§ **TASK**: The exercise asks for every line of the data to be reproduced exactly.

— Start of GIVEN DATA —

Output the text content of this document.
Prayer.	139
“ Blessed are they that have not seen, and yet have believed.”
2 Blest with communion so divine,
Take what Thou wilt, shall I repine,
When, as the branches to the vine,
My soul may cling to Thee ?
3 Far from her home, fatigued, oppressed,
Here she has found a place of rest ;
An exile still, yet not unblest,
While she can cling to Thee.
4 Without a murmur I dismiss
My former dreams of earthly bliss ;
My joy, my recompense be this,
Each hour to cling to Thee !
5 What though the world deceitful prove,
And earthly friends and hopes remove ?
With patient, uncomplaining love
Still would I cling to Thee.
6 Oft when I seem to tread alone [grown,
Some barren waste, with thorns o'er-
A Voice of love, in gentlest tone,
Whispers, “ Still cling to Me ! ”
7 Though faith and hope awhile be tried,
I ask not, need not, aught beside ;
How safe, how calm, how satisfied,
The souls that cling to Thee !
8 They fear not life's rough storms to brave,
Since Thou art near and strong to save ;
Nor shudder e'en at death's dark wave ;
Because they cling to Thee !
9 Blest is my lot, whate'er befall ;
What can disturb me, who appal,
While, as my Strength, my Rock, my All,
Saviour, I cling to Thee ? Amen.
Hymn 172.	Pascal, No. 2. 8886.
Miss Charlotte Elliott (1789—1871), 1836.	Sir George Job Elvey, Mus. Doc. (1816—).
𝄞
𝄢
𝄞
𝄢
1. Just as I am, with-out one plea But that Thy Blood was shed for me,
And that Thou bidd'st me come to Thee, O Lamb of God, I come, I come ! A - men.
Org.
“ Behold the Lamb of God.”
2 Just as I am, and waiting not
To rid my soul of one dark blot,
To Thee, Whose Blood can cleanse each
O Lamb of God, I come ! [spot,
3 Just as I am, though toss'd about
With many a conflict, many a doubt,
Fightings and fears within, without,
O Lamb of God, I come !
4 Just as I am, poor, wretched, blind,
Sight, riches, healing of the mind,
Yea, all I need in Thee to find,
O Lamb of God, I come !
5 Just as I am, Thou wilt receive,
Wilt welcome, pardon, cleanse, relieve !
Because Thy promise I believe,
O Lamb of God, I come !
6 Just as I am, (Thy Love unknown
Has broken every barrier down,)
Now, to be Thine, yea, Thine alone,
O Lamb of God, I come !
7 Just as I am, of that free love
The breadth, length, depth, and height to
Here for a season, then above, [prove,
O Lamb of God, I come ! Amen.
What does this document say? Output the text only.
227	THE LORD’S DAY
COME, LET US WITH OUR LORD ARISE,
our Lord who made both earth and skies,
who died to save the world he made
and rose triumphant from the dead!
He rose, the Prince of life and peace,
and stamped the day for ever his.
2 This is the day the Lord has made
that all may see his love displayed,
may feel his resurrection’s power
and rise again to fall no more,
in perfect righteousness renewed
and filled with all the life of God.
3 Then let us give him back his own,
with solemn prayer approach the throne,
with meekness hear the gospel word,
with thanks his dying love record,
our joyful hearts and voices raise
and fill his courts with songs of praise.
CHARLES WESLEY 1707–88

— End of GIVEN DATA —

§ **EXERCISE RESPONSE**:
Output the text content of this document.
Prayer.	139
“ Blessed are they that have not seen, and yet have believed.”
2 Blest with communion so divine,
Take what Thou wilt, shall I repine,
When, as the branches to the vine,
My soul may cling to Thee ?
3 Far from her home, fatigued, oppressed,
Here she has found a place of rest ;
An exile still, yet not unblest,
While she can cling to Thee.
4 Without a murmur I dismiss
My former dreams of earthly bliss ;
My joy, my recompense be this,
Each hour to cling to Thee !
5 What though the world deceitful prove,
And earthly friends and hopes remove ?
With patient, uncomplaining love
Still would I cling to Thee.
6 Oft when I seem to tread alone [grown,
Some barren waste, with thorns o'er-
A Voice of love, in gentlest tone,
Whispers, “ Still cling to Me ! ”
7 Though faith and hope awhile be tried,
I ask not, need not, aught beside ;
How safe, how calm, how satisfied,
The souls that cling to Thee !
8 They fear not life's rough storms to brave,
Since Thou art near and strong to save ;
Nor shudder e'en at death's dark wave ;
Because they cling to Thee !
9 Blest is my lot, whate'er befall ;
What can disturb me, who appal,
While, as my Strength, my Rock, my All,
Saviour, I cling to Thee ? Amen.
Hymn 172.	Pascal, No. 2. 8886.
Miss Charlotte Elliott (1789—1871), 1836.	Sir George Job Elvey, Mus. Doc. (1816—).
𝄞
𝄢
𝄞
𝄢
1. Just as I am, with-out one plea But that Thy Blood was shed for me,
And that Thou bidd'st me come to Thee, O Lamb of God, I come, I come ! A - men.
Org.
“ Behold the Lamb of God.”
2 Just as I am, and waiting not
To rid my soul of one dark blot,
To Thee, Whose Blood can cleanse each
O Lamb of God, I come ! [spot,
3 Just as I am, though toss'd about
With many a conflict, many a doubt,
Fightings and fears within, without,
O Lamb of God, I come !
4 Just as I am, poor, wretched, blind,
Sight, riches, healing of the mind,
Yea, all I need in Thee to find,
O Lamb of God, I come !
5 Just as I am, Thou wilt receive,
Wilt welcome, pardon, cleanse, relieve !
Because Thy promise I believe,
O Lamb of God, I come !
6 Just as I am, (Thy Love unknown
Has broken every barrier down,)
Now, to be Thine, yea, Thine alone,
O Lamb of God, I come !
7 Just as I am, of that free love
The breadth, length, depth, and height to
Here for a season, then above, [prove,
O Lamb of God, I come ! Amen.
What does this document say? Output the text only.
227	THE LORD’S DAY
COME, LET US WITH OUR LORD ARISE,
our Lord who made both earth and skies,
who died to save the world he made
and rose triumphant from the dead!
He rose, the Prince of life and peace,
and stamped the day for ever his.
2 This is the day the Lord has made
that all may see his love displayed,
may feel his resurrection’s power
and rise again to fall no more,
in perfect righteousness renewed
and filled with all the life of God.
3 Then let us give him back his own,
with solemn prayer approach the throne,
with meekness hear the gospel word,
with thanks his dying love record,
our joyful hearts and voices raise
and fill his courts with songs of praise.
CHARLES WESLEY 1707–88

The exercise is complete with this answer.